Given problem:
Indicate only the number of lines in the listing below in which the word "that" appears.

Exercise inputs:

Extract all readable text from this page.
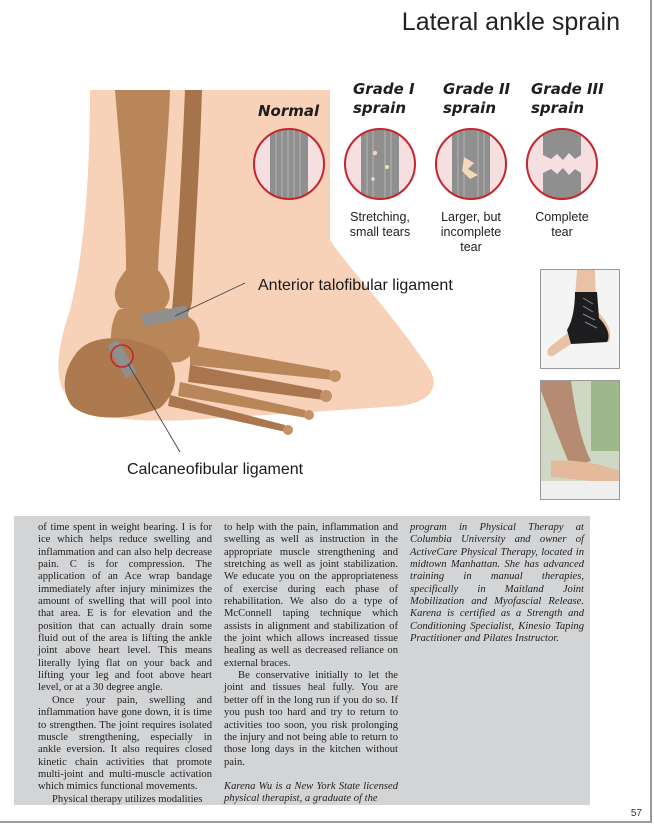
Lateral ankle sprain
Normal
Grade I
sprain
Grade II
sprain
Grade III
sprain
Stretching,
small tears
Larger, but
incomplete
tear
Complete
tear
Anterior talofibular ligament
Calcaneofibular ligament

of time spent in weight bearing. I is for ice which helps reduce swelling and inflammation and can also help decrease pain. C is for compression. The application of an Ace wrap bandage immediately after injury minimizes the amount of swelling that will pool into that area. E is for elevation and the position that can actually drain some fluid out of the area is lifting the ankle joint above heart level. This means literally lying flat on your back and lifting your leg and foot above heart level, or at a 30 degree angle.

Once your pain, swelling and inflammation have gone down, it is time to strengthen. The joint requires isolated muscle strengthening, especially in ankle eversion. It also requires closed kinetic chain activities that promote multi-joint and multi-muscle activation which mimics functional movements.

Physical therapy utilizes modalities

to help with the pain, inflammation and swelling as well as instruction in the appropriate muscle strengthening and stretching as well as joint stabilization. We educate you on the appropriateness of exercise during each phase of rehabilitation. We also do a type of McConnell taping technique which assists in alignment and stabilization of the joint which allows increased tissue healing as well as decreased reliance on external braces.

Be conservative initially to let the joint and tissues heal fully. You are better off in the long run if you do so. If you push too hard and try to return to activities too soon, you risk prolonging the injury and not being able to return to those long days in the kitchen without pain.

Karena Wu is a New York State licensed physical therapist, a graduate of the

program in Physical Therapy at Columbia University and owner of ActiveCare Physical Therapy, located in midtown Manhattan. She has advanced training in manual therapies, specifically in Maitland Joint Mobilization and Myofascial Release. Karena is certified as a Strength and Conditioning Specialist, Kinesio Taping Practitioner and Pilates Instructor.

57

Output below:
2